## OBJECTIVE:
Pull out every line containing the string "生物医药与大健康".

_ _ _ _ _ _ _

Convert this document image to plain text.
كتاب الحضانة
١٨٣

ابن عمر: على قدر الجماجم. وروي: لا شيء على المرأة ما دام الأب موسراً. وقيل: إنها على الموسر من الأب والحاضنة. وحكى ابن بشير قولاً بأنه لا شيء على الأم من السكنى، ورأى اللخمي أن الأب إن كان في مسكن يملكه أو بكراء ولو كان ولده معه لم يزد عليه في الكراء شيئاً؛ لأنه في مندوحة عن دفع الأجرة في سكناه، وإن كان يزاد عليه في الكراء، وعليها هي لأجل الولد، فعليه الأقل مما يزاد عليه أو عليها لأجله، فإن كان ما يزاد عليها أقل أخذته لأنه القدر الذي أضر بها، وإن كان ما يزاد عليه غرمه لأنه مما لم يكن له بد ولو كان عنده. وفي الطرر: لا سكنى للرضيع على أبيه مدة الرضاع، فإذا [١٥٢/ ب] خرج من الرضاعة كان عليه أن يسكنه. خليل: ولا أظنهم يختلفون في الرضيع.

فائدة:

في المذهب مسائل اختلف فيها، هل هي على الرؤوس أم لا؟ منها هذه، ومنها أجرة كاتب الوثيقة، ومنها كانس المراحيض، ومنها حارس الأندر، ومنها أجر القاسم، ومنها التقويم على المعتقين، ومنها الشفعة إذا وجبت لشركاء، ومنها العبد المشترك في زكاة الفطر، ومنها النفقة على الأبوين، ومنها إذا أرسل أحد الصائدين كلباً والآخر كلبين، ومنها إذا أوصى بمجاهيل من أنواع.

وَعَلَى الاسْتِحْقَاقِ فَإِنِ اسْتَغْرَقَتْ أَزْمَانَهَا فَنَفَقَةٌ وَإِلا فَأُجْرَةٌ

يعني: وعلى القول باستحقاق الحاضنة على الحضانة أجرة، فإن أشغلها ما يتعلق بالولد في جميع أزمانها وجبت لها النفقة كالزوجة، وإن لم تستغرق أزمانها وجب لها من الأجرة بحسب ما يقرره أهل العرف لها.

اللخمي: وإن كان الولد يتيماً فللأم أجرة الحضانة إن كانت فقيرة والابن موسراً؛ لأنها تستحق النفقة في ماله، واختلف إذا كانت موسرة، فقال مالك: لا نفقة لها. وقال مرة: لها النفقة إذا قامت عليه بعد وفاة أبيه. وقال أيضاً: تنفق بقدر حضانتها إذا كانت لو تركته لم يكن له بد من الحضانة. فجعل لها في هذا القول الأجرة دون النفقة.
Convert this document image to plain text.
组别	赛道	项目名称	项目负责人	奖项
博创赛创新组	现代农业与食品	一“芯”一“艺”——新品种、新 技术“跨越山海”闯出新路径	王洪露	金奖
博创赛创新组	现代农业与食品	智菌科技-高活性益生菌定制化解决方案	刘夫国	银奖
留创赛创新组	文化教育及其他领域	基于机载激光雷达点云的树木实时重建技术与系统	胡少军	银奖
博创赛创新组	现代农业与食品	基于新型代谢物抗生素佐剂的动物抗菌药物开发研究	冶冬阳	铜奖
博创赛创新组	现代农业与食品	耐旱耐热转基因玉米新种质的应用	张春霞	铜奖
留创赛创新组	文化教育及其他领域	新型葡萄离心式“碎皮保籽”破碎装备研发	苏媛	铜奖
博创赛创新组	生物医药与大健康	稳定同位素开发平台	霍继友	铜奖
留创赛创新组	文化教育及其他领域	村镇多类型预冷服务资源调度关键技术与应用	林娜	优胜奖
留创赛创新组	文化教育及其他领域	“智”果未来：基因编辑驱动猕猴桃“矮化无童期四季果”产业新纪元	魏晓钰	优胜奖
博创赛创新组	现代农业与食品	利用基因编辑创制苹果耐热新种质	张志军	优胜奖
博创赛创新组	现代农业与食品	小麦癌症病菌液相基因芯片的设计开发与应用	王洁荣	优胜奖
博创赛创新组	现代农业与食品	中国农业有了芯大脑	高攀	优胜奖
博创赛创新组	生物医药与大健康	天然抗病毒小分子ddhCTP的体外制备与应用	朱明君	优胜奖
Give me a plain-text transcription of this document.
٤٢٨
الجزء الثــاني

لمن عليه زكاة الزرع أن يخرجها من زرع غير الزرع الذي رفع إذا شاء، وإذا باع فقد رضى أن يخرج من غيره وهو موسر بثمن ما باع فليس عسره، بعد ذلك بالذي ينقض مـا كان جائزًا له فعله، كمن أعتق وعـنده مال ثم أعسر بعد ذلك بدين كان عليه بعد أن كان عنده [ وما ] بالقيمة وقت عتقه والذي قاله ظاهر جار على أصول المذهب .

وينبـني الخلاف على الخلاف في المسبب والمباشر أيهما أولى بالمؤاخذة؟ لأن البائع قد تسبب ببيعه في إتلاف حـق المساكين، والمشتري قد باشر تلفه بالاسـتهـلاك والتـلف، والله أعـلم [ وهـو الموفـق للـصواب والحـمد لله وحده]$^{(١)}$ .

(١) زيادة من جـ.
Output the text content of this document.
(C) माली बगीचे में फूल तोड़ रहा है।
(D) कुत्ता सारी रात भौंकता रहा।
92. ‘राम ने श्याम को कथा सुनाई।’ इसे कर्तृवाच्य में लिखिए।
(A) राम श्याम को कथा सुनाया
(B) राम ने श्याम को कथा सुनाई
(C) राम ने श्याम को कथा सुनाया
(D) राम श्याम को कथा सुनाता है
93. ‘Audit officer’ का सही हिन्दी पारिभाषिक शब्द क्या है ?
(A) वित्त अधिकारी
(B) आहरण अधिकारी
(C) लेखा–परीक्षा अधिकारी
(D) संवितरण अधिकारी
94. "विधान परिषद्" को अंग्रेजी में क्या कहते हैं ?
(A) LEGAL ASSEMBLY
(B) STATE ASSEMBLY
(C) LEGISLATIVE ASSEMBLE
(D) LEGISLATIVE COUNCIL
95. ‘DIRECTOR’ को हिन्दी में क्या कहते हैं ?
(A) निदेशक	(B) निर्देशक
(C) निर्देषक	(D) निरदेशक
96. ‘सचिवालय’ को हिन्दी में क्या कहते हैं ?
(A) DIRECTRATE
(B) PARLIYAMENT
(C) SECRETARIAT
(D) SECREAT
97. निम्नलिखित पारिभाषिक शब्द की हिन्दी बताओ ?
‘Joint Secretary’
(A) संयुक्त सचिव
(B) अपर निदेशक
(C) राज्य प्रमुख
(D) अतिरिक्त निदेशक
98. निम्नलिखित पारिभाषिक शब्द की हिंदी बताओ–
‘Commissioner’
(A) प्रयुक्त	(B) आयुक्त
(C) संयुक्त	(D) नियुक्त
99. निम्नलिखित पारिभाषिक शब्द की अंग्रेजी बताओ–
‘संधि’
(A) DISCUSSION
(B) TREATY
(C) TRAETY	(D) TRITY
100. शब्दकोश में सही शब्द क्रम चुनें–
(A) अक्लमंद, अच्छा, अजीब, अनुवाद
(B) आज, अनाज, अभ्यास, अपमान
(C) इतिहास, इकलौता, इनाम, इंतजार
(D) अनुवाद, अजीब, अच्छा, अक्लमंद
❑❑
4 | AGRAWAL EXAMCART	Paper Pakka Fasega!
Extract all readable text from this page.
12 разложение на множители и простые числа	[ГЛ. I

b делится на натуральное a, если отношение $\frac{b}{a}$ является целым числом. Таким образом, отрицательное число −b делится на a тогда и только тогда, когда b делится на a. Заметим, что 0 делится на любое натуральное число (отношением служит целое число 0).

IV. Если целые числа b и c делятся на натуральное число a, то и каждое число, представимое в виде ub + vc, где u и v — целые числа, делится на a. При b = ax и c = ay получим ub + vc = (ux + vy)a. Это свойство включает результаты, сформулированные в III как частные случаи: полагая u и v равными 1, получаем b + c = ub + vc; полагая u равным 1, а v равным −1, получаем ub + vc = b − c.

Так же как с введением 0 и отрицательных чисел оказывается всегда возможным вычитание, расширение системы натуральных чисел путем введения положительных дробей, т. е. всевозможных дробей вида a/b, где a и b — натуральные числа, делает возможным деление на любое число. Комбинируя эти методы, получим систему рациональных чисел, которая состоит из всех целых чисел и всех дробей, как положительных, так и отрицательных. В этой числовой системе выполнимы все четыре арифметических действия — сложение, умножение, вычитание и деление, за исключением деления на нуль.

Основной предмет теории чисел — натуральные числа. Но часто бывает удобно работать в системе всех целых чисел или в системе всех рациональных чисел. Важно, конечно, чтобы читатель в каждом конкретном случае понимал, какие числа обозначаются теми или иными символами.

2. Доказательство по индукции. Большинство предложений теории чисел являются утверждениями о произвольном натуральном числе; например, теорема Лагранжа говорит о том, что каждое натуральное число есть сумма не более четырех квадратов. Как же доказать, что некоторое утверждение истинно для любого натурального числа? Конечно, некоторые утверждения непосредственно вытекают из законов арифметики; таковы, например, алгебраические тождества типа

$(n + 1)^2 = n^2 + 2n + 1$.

_ _ _ _ _ _ _

## FINAL RESULT:
博创赛创新组	生物医药与大健康	稳定同位素开发平台	霍继友	铜奖
博创赛创新组	生物医药与大健康	天然抗病毒小分子ddhCTP的体外制备与应用	朱明君	优胜奖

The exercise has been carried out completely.